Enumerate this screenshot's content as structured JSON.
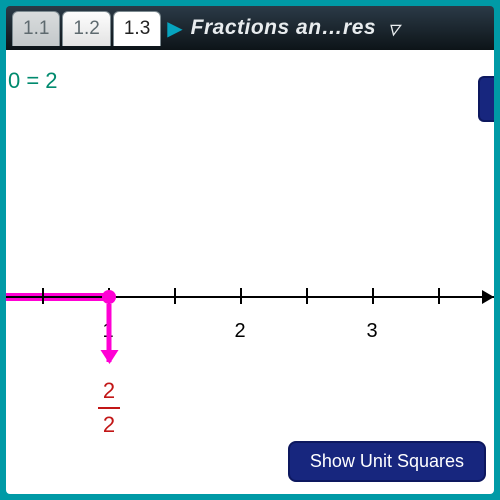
{
  "header": {
    "tabs": [
      {
        "label": "1.1",
        "active": false,
        "hidden": true
      },
      {
        "label": "1.2",
        "active": false,
        "hidden": false
      },
      {
        "label": "1.3",
        "active": true,
        "hidden": false
      }
    ],
    "title": "Fractions an…res"
  },
  "equation": "0 = 2",
  "axis": {
    "labels": [
      "1",
      "2",
      "3"
    ],
    "pointer_fraction": {
      "num": "2",
      "den": "2"
    }
  },
  "button": {
    "show_unit_squares": "Show Unit Squares"
  },
  "colors": {
    "accent": "#009aa6",
    "magenta": "#ff00d4",
    "teal_text": "#008a6e",
    "btn": "#17267e"
  }
}
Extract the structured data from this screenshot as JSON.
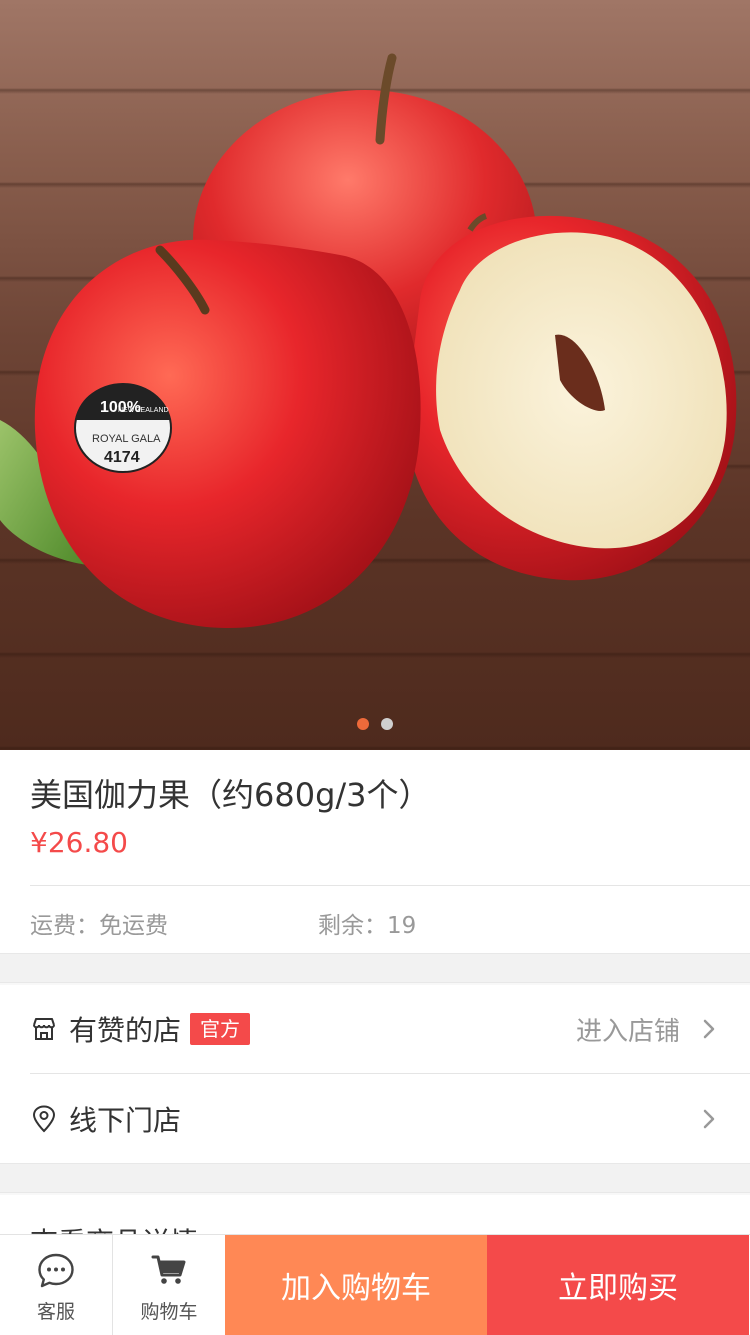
{
  "product": {
    "title": "美国伽力果（约680g/3个）",
    "price": "¥26.80",
    "shipping": "运费：免运费",
    "stock": "剩余：19",
    "image_label": {
      "line1": "100%",
      "line2": "ROYAL GALA",
      "line3": "4174",
      "line4": "NEW ZEALAND"
    }
  },
  "carousel": {
    "total": 2,
    "active": 0
  },
  "store": {
    "name": "有赞的店",
    "badge": "官方",
    "enter": "进入店铺",
    "offline": "线下门店"
  },
  "details": {
    "label": "查看商品详情"
  },
  "bottom_bar": {
    "service": "客服",
    "cart": "购物车",
    "add_to_cart": "加入购物车",
    "buy_now": "立即购买"
  },
  "colors": {
    "accent_red": "#f44a4a",
    "accent_orange": "#ff8855",
    "dot_active": "#ee6a3a"
  },
  "icons": [
    "store-icon",
    "location-pin-icon",
    "chevron-right-icon",
    "chat-bubble-icon",
    "shopping-cart-icon"
  ]
}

▬▬▬

**PROBLEM**: Scan the material above. Copy each line where "this" occurs.

**REPLY TO THE TASK**:
Enumerate this screenshot's content as structured JSON.
Extract the structured data from this screenshot as JSON.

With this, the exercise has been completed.